**Objective:**
Compile every line that includes the word "troška".

[Data excerpts]
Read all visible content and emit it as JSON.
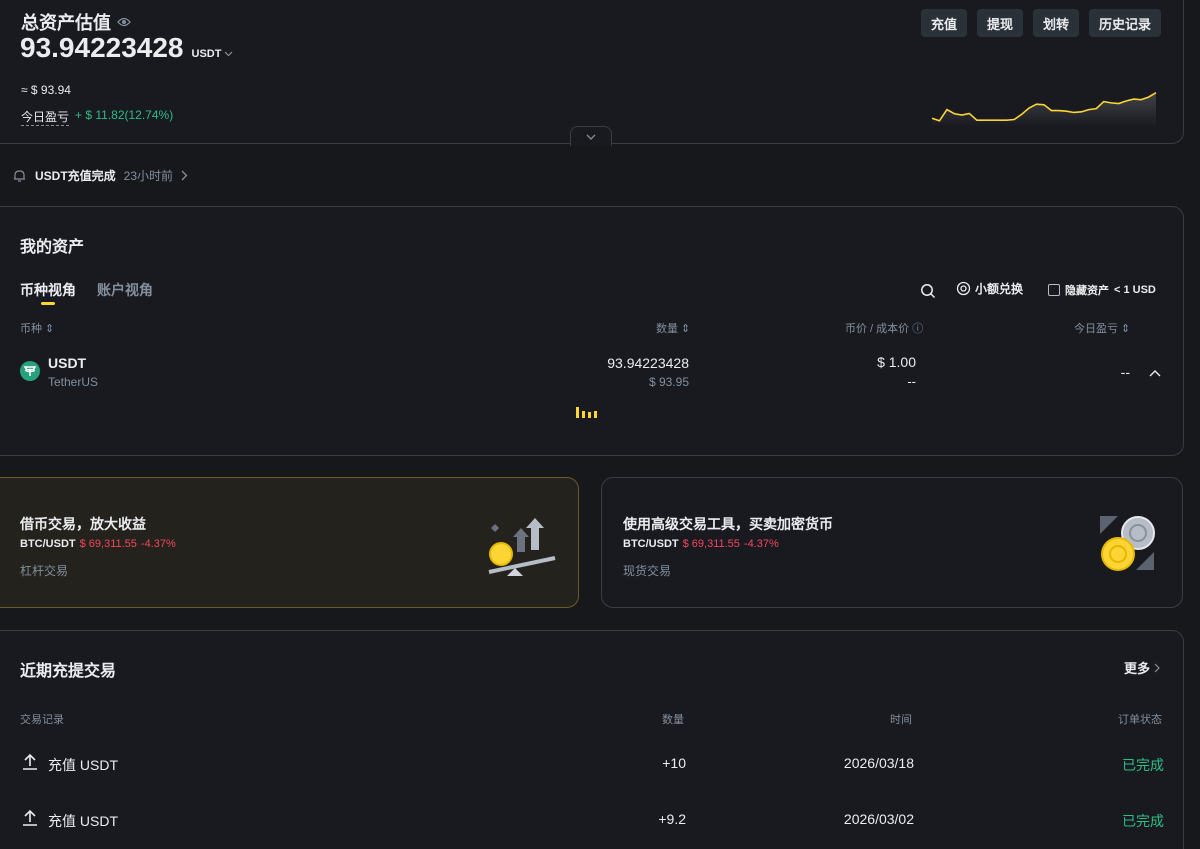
{
  "overview": {
    "title": "总资产估值",
    "balance": "93.94223428",
    "currency": "USDT",
    "approx": "≈ $ 93.94",
    "pnl_label": "今日盈亏",
    "pnl_value": "+ $ 11.82(12.74%)",
    "buttons": [
      "充值",
      "提现",
      "划转",
      "历史记录"
    ],
    "sparkline": [
      0.18,
      0.1,
      0.45,
      0.32,
      0.28,
      0.33,
      0.12,
      0.12,
      0.12,
      0.12,
      0.12,
      0.14,
      0.3,
      0.5,
      0.62,
      0.6,
      0.42,
      0.42,
      0.4,
      0.36,
      0.38,
      0.45,
      0.48,
      0.7,
      0.66,
      0.64,
      0.72,
      0.78,
      0.76,
      0.84,
      0.98
    ]
  },
  "notice": {
    "text": "USDT充值完成",
    "time": "23小时前"
  },
  "assets": {
    "title": "我的资产",
    "tabs": [
      "币种视角",
      "账户视角"
    ],
    "convert_label": "小额兑换",
    "hide_label": "隐藏资产",
    "hide_threshold": "< 1 USD",
    "columns": [
      "币种",
      "数量",
      "币价 / 成本价",
      "今日盈亏"
    ],
    "rows": [
      {
        "symbol": "USDT",
        "name": "TetherUS",
        "amount": "93.94223428",
        "amount_usd": "$ 93.95",
        "price": "$ 1.00",
        "cost": "--",
        "pnl": "--"
      }
    ]
  },
  "promos": [
    {
      "title": "借币交易，放大收益",
      "pair": "BTC/USDT",
      "price": "$ 69,311.55",
      "change": "-4.37%",
      "sub": "杠杆交易"
    },
    {
      "title": "使用高级交易工具，买卖加密货币",
      "pair": "BTC/USDT",
      "price": "$ 69,311.55",
      "change": "-4.37%",
      "sub": "现货交易"
    }
  ],
  "recent": {
    "title": "近期充提交易",
    "more": "更多",
    "columns": [
      "交易记录",
      "数量",
      "时间",
      "订单状态"
    ],
    "rows": [
      {
        "label": "充值 USDT",
        "amount": "+10",
        "time": "2026/03/18",
        "status": "已完成"
      },
      {
        "label": "充值 USDT",
        "amount": "+9.2",
        "time": "2026/03/02",
        "status": "已完成"
      }
    ]
  },
  "colors": {
    "accent": "#fcd535",
    "up": "#2ebd85",
    "down": "#f6465d"
  }
}
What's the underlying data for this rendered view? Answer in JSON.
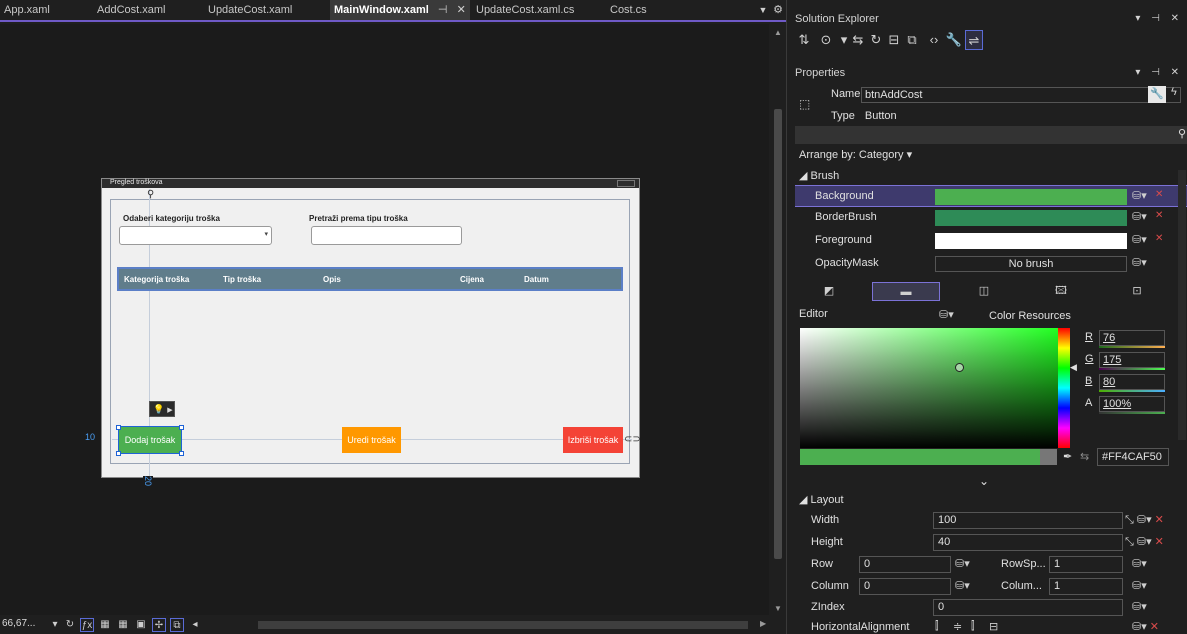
{
  "tabs": [
    {
      "label": "App.xaml"
    },
    {
      "label": "AddCost.xaml"
    },
    {
      "label": "UpdateCost.xaml"
    },
    {
      "label": "MainWindow.xaml",
      "pin": "⊣",
      "close": "✕",
      "active": true
    },
    {
      "label": "UpdateCost.xaml.cs"
    },
    {
      "label": "Cost.cs"
    }
  ],
  "designer": {
    "window_title": "Pregled troškova",
    "combo_label": "Odaberi kategoriju troška",
    "search_label": "Pretraži prema tipu troška",
    "columns": [
      "Kategorija troška",
      "Tip troška",
      "Opis",
      "Cijena",
      "Datum"
    ],
    "buttons": {
      "add": "Dodaj trošak",
      "edit": "Uredi trošak",
      "delete": "Izbriši trošak"
    },
    "margin_left": "10",
    "margin_bottom": "20"
  },
  "statusbar": {
    "zoom": "66,67..."
  },
  "solution_explorer": {
    "title": "Solution Explorer"
  },
  "properties": {
    "title": "Properties",
    "name_label": "Name",
    "name_value": "btnAddCost",
    "type_label": "Type",
    "type_value": "Button",
    "arrange": "Arrange by: Category",
    "brush_category": "◢ Brush",
    "brush_rows": [
      {
        "label": "Background",
        "color": "#4caf50",
        "selected": true
      },
      {
        "label": "BorderBrush",
        "color": "#2e8b57"
      },
      {
        "label": "Foreground",
        "color": "#ffffff"
      },
      {
        "label": "OpacityMask",
        "text": "No brush"
      }
    ],
    "editor": {
      "label": "Editor",
      "resources": "Color Resources",
      "r_label": "R",
      "r": "76",
      "g_label": "G",
      "g": "175",
      "b_label": "B",
      "b": "80",
      "a_label": "A",
      "a": "100%",
      "hex": "#FF4CAF50"
    },
    "layout_category": "◢ Layout",
    "width_label": "Width",
    "width": "100",
    "height_label": "Height",
    "height": "40",
    "row_label": "Row",
    "row": "0",
    "rowspan_label": "RowSp...",
    "rowspan": "1",
    "column_label": "Column",
    "column": "0",
    "colspan_label": "Colum...",
    "colspan": "1",
    "zindex_label": "ZIndex",
    "zindex": "0",
    "halign_label": "HorizontalAlignment"
  },
  "colors": {
    "accent": "#6f5ac7",
    "add": "#4caf50",
    "edit": "#ff9800",
    "delete": "#f44336",
    "grid_header": "#607d8b"
  }
}
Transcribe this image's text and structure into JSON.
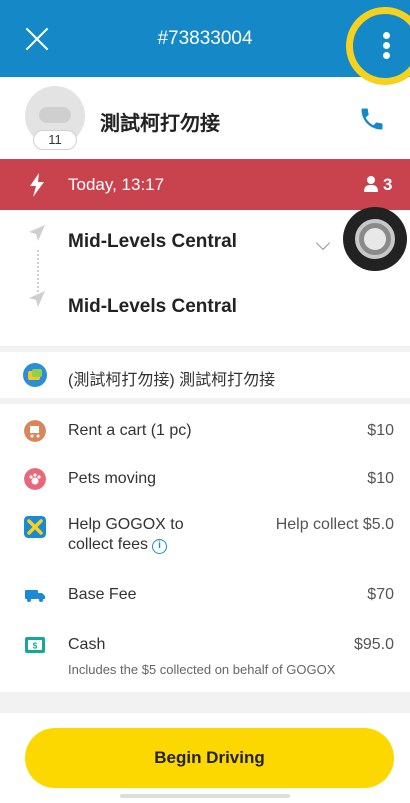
{
  "header": {
    "order_id": "#73833004"
  },
  "customer": {
    "badge_count": "11",
    "name": "測試柯打勿接"
  },
  "trip": {
    "time": "Today, 13:17",
    "passengers": "3"
  },
  "route": {
    "pickup": "Mid-Levels Central",
    "dropoff": "Mid-Levels Central"
  },
  "remark": {
    "text": "(測試柯打勿接) 測試柯打勿接"
  },
  "fees": {
    "cart": {
      "label": "Rent a cart (1 pc)",
      "value": "$10"
    },
    "pets": {
      "label": "Pets moving",
      "value": "$10"
    },
    "collect": {
      "label_line1": "Help GOGOX to",
      "label_line2": "collect fees",
      "value": "Help collect $5.0"
    },
    "base": {
      "label": "Base Fee",
      "value": "$70"
    },
    "cash": {
      "label": "Cash",
      "value": "$95.0",
      "note": "Includes the $5 collected on behalf of GOGOX"
    }
  },
  "actions": {
    "begin_label": "Begin Driving"
  },
  "colors": {
    "header": "#1588c7",
    "time_bar": "#c9434f",
    "primary_button": "#fdd700",
    "highlight_ring": "#f6d21e"
  },
  "icons": [
    "close-icon",
    "more-vertical-icon",
    "phone-icon",
    "lightning-icon",
    "person-icon",
    "navigation-arrow-icon",
    "chat-icon",
    "cart-icon",
    "paw-icon",
    "gogox-icon",
    "truck-icon",
    "cash-icon",
    "info-icon"
  ]
}
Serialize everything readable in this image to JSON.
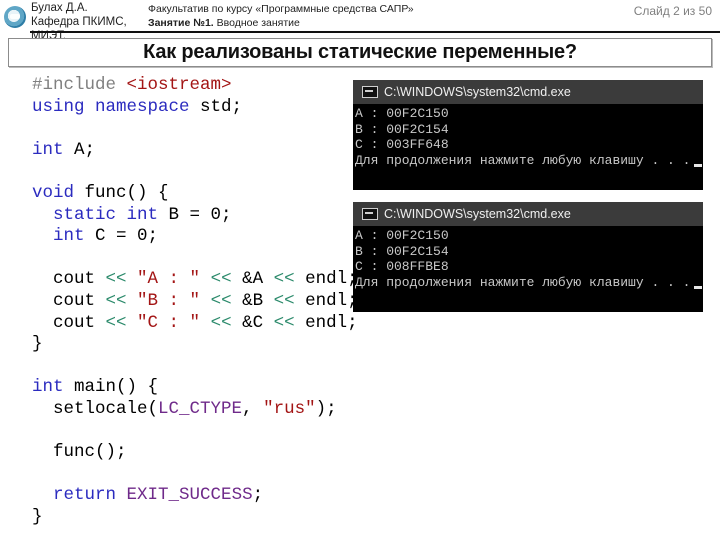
{
  "header": {
    "author_line1": "Булах Д.А.",
    "author_line2": "Кафедра ПКИМС, МИЭТ.",
    "course_line": "Факультатив по курсу «Программные средства САПР»",
    "lesson_bold": "Занятие №1.",
    "lesson_rest": " Вводное занятие",
    "slide_counter": "Слайд 2 из 50"
  },
  "slide": {
    "title": "Как реализованы статические переменные?"
  },
  "code": {
    "lines": [
      [
        {
          "t": "#include ",
          "c": "pp"
        },
        {
          "t": "<iostream>",
          "c": "str"
        }
      ],
      [
        {
          "t": "using namespace",
          "c": "kw"
        },
        {
          "t": " std;",
          "c": ""
        }
      ],
      [],
      [
        {
          "t": "int",
          "c": "kw"
        },
        {
          "t": " A;",
          "c": ""
        }
      ],
      [],
      [
        {
          "t": "void",
          "c": "kw"
        },
        {
          "t": " func() {",
          "c": ""
        }
      ],
      [
        {
          "t": "  ",
          "c": ""
        },
        {
          "t": "static int",
          "c": "kw"
        },
        {
          "t": " B = 0;",
          "c": ""
        }
      ],
      [
        {
          "t": "  ",
          "c": ""
        },
        {
          "t": "int",
          "c": "kw"
        },
        {
          "t": " C = 0;",
          "c": ""
        }
      ],
      [],
      [
        {
          "t": "  cout ",
          "c": ""
        },
        {
          "t": "<<",
          "c": "op"
        },
        {
          "t": " ",
          "c": ""
        },
        {
          "t": "\"A : \"",
          "c": "str"
        },
        {
          "t": " ",
          "c": ""
        },
        {
          "t": "<<",
          "c": "op"
        },
        {
          "t": " &A ",
          "c": ""
        },
        {
          "t": "<<",
          "c": "op"
        },
        {
          "t": " endl;",
          "c": ""
        }
      ],
      [
        {
          "t": "  cout ",
          "c": ""
        },
        {
          "t": "<<",
          "c": "op"
        },
        {
          "t": " ",
          "c": ""
        },
        {
          "t": "\"B : \"",
          "c": "str"
        },
        {
          "t": " ",
          "c": ""
        },
        {
          "t": "<<",
          "c": "op"
        },
        {
          "t": " &B ",
          "c": ""
        },
        {
          "t": "<<",
          "c": "op"
        },
        {
          "t": " endl;",
          "c": ""
        }
      ],
      [
        {
          "t": "  cout ",
          "c": ""
        },
        {
          "t": "<<",
          "c": "op"
        },
        {
          "t": " ",
          "c": ""
        },
        {
          "t": "\"C : \"",
          "c": "str"
        },
        {
          "t": " ",
          "c": ""
        },
        {
          "t": "<<",
          "c": "op"
        },
        {
          "t": " &C ",
          "c": ""
        },
        {
          "t": "<<",
          "c": "op"
        },
        {
          "t": " endl;",
          "c": ""
        }
      ],
      [
        {
          "t": "}",
          "c": ""
        }
      ],
      [],
      [
        {
          "t": "int",
          "c": "kw"
        },
        {
          "t": " main() {",
          "c": ""
        }
      ],
      [
        {
          "t": "  setlocale(",
          "c": ""
        },
        {
          "t": "LC_CTYPE",
          "c": "mac"
        },
        {
          "t": ", ",
          "c": ""
        },
        {
          "t": "\"rus\"",
          "c": "str"
        },
        {
          "t": ");",
          "c": ""
        }
      ],
      [],
      [
        {
          "t": "  func();",
          "c": ""
        }
      ],
      [],
      [
        {
          "t": "  ",
          "c": ""
        },
        {
          "t": "return",
          "c": "kw"
        },
        {
          "t": " ",
          "c": ""
        },
        {
          "t": "EXIT_SUCCESS",
          "c": "mac"
        },
        {
          "t": ";",
          "c": ""
        }
      ],
      [
        {
          "t": "}",
          "c": ""
        }
      ]
    ]
  },
  "terminals": [
    {
      "title": "C:\\WINDOWS\\system32\\cmd.exe",
      "lines": [
        "A : 00F2C150",
        "B : 00F2C154",
        "C : 003FF648"
      ],
      "prompt": "Для продолжения нажмите любую клавишу . . ."
    },
    {
      "title": "C:\\WINDOWS\\system32\\cmd.exe",
      "lines": [
        "A : 00F2C150",
        "B : 00F2C154",
        "C : 008FFBE8"
      ],
      "prompt": "Для продолжения нажмите любую клавишу . . ."
    }
  ]
}
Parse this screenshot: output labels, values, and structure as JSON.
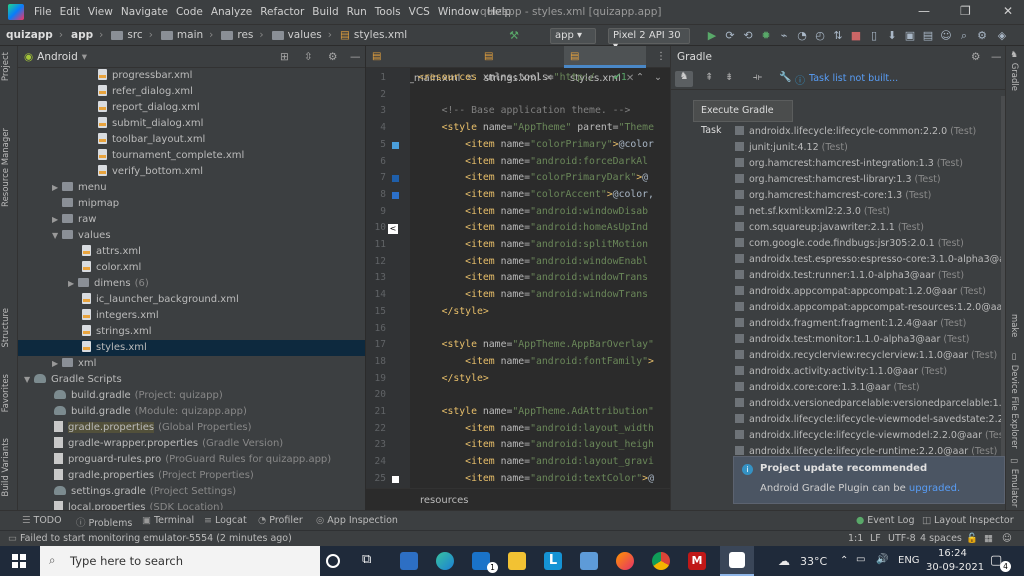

**Problem solution:**
    "combo_label": "Odaberi kategoriju troška",
    "search_label": "Pretraži prema tipu troška",
      "Kategorija troška",
      "Tip troška",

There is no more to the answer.